• **TASK TO CARRY OUT**
Below are the records; copy each line in them that holds the word "通过开展应急演练".

[Data entries]
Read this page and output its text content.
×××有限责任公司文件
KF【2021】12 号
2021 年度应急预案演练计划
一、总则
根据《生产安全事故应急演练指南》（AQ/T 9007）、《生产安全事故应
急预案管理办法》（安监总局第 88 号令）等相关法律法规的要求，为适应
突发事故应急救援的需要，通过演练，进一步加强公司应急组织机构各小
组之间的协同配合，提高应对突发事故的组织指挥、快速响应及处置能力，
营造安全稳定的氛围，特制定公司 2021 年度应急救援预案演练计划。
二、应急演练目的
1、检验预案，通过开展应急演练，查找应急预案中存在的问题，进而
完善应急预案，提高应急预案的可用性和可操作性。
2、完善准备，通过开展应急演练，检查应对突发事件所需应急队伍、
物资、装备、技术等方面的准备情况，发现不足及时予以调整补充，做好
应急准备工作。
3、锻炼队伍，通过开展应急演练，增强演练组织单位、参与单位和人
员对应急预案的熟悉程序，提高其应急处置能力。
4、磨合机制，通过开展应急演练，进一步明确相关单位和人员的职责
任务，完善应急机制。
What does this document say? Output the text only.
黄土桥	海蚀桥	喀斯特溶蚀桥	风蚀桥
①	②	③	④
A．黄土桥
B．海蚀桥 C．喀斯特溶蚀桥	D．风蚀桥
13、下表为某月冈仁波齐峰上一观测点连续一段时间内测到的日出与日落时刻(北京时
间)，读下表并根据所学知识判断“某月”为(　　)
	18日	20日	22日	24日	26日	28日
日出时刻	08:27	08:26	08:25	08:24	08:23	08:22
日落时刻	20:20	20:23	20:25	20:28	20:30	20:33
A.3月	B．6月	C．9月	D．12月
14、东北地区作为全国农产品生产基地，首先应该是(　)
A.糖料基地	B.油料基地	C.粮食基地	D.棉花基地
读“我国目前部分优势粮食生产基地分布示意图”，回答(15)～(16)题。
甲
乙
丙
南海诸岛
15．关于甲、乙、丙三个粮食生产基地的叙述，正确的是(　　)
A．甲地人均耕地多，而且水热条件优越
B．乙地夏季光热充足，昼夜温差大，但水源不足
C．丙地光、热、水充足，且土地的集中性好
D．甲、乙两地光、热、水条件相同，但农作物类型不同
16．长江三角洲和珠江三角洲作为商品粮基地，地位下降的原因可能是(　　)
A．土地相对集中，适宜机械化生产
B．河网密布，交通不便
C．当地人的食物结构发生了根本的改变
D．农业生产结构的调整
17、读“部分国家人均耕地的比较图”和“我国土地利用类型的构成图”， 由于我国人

• **TASK RESULT**
1、检验预案，通过开展应急演练，查找应急预案中存在的问题，进而
2、完善准备，通过开展应急演练，检查应对突发事件所需应急队伍、
3、锻炼队伍，通过开展应急演练，增强演练组织单位、参与单位和人
4、磨合机制，通过开展应急演练，进一步明确相关单位和人员的职责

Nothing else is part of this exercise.